• _Task brief_:
Repeat all of the data precisely.

• _Dataset records_:
☆ ☆ ☆

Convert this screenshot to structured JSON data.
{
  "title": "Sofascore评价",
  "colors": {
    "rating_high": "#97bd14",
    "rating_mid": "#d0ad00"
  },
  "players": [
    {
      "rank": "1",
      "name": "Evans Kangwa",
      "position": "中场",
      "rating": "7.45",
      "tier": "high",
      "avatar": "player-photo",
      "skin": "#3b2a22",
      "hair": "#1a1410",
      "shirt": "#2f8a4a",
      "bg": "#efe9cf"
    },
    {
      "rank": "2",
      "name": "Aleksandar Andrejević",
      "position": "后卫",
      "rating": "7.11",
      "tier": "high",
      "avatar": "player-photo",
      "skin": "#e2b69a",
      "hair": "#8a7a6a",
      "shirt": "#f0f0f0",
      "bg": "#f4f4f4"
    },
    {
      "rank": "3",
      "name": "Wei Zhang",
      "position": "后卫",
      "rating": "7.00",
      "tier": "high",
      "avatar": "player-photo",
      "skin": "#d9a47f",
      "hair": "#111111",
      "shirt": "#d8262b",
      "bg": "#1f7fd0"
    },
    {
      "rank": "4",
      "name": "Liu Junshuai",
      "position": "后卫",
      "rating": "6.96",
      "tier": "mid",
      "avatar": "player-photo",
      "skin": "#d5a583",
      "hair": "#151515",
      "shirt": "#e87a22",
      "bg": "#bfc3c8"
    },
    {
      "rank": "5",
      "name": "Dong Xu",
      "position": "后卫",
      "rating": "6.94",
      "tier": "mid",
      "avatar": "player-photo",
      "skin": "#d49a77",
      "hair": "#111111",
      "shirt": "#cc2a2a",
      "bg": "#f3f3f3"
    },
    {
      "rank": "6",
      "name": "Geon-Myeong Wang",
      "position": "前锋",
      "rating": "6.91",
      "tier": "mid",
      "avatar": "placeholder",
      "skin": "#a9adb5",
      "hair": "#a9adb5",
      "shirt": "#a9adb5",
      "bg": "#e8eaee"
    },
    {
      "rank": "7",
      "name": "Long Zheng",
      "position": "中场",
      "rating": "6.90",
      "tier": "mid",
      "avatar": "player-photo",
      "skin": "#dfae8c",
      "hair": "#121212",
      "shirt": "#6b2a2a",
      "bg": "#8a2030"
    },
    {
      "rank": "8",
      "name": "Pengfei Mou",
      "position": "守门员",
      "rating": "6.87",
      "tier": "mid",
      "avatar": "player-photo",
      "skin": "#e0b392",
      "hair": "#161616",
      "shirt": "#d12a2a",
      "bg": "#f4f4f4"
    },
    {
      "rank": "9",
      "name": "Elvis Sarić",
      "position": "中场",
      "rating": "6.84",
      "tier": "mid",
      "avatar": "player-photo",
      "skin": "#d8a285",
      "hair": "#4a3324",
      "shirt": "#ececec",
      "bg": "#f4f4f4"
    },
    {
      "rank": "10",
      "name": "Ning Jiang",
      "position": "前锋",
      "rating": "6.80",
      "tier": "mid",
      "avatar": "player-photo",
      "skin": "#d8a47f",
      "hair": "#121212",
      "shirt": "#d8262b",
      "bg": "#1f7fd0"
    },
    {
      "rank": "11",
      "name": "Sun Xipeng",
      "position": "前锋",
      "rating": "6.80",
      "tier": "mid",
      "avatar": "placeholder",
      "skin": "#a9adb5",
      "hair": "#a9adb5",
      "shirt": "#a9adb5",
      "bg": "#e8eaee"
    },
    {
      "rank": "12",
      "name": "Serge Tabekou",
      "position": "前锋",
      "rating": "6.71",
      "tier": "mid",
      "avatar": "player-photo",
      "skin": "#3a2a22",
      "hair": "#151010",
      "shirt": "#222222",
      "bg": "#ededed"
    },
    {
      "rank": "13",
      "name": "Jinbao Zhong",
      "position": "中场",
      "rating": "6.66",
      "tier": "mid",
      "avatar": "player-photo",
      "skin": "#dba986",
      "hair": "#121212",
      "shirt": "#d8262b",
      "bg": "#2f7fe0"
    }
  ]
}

☆ ☆ ☆

• _Solution to the exercise_:
Convert this screenshot to structured JSON data.
{
  "title": "Sofascore评价",
  "colors": {
    "rating_high": "#97bd14",
    "rating_mid": "#d0ad00"
  },
  "players": [
    {
      "rank": "1",
      "name": "Evans Kangwa",
      "position": "中场",
      "rating": "7.45",
      "tier": "high",
      "avatar": "player-photo",
      "skin": "#3b2a22",
      "hair": "#1a1410",
      "shirt": "#2f8a4a",
      "bg": "#efe9cf"
    },
    {
      "rank": "2",
      "name": "Aleksandar Andrejević",
      "position": "后卫",
      "rating": "7.11",
      "tier": "high",
      "avatar": "player-photo",
      "skin": "#e2b69a",
      "hair": "#8a7a6a",
      "shirt": "#f0f0f0",
      "bg": "#f4f4f4"
    },
    {
      "rank": "3",
      "name": "Wei Zhang",
      "position": "后卫",
      "rating": "7.00",
      "tier": "high",
      "avatar": "player-photo",
      "skin": "#d9a47f",
      "hair": "#111111",
      "shirt": "#d8262b",
      "bg": "#1f7fd0"
    },
    {
      "rank": "4",
      "name": "Liu Junshuai",
      "position": "后卫",
      "rating": "6.96",
      "tier": "mid",
      "avatar": "player-photo",
      "skin": "#d5a583",
      "hair": "#151515",
      "shirt": "#e87a22",
      "bg": "#bfc3c8"
    },
    {
      "rank": "5",
      "name": "Dong Xu",
      "position": "后卫",
      "rating": "6.94",
      "tier": "mid",
      "avatar": "player-photo",
      "skin": "#d49a77",
      "hair": "#111111",
      "shirt": "#cc2a2a",
      "bg": "#f3f3f3"
    },
    {
      "rank": "6",
      "name": "Geon-Myeong Wang",
      "position": "前锋",
      "rating": "6.91",
      "tier": "mid",
      "avatar": "placeholder",
      "skin": "#a9adb5",
      "hair": "#a9adb5",
      "shirt": "#a9adb5",
      "bg": "#e8eaee"
    },
    {
      "rank": "7",
      "name": "Long Zheng",
      "position": "中场",
      "rating": "6.90",
      "tier": "mid",
      "avatar": "player-photo",
      "skin": "#dfae8c",
      "hair": "#121212",
      "shirt": "#6b2a2a",
      "bg": "#8a2030"
    },
    {
      "rank": "8",
      "name": "Pengfei Mou",
      "position": "守门员",
      "rating": "6.87",
      "tier": "mid",
      "avatar": "player-photo",
      "skin": "#e0b392",
      "hair": "#161616",
      "shirt": "#d12a2a",
      "bg": "#f4f4f4"
    },
    {
      "rank": "9",
      "name": "Elvis Sarić",
      "position": "中场",
      "rating": "6.84",
      "tier": "mid",
      "avatar": "player-photo",
      "skin": "#d8a285",
      "hair": "#4a3324",
      "shirt": "#ececec",
      "bg": "#f4f4f4"
    },
    {
      "rank": "10",
      "name": "Ning Jiang",
      "position": "前锋",
      "rating": "6.80",
      "tier": "mid",
      "avatar": "player-photo",
      "skin": "#d8a47f",
      "hair": "#121212",
      "shirt": "#d8262b",
      "bg": "#1f7fd0"
    },
    {
      "rank": "11",
      "name": "Sun Xipeng",
      "position": "前锋",
      "rating": "6.80",
      "tier": "mid",
      "avatar": "placeholder",
      "skin": "#a9adb5",
      "hair": "#a9adb5",
      "shirt": "#a9adb5",
      "bg": "#e8eaee"
    },
    {
      "rank": "12",
      "name": "Serge Tabekou",
      "position": "前锋",
      "rating": "6.71",
      "tier": "mid",
      "avatar": "player-photo",
      "skin": "#3a2a22",
      "hair": "#151010",
      "shirt": "#222222",
      "bg": "#ededed"
    },
    {
      "rank": "13",
      "name": "Jinbao Zhong",
      "position": "中场",
      "rating": "6.66",
      "tier": "mid",
      "avatar": "player-photo",
      "skin": "#dba986",
      "hair": "#121212",
      "shirt": "#d8262b",
      "bg": "#2f7fe0"
    }
  ]
}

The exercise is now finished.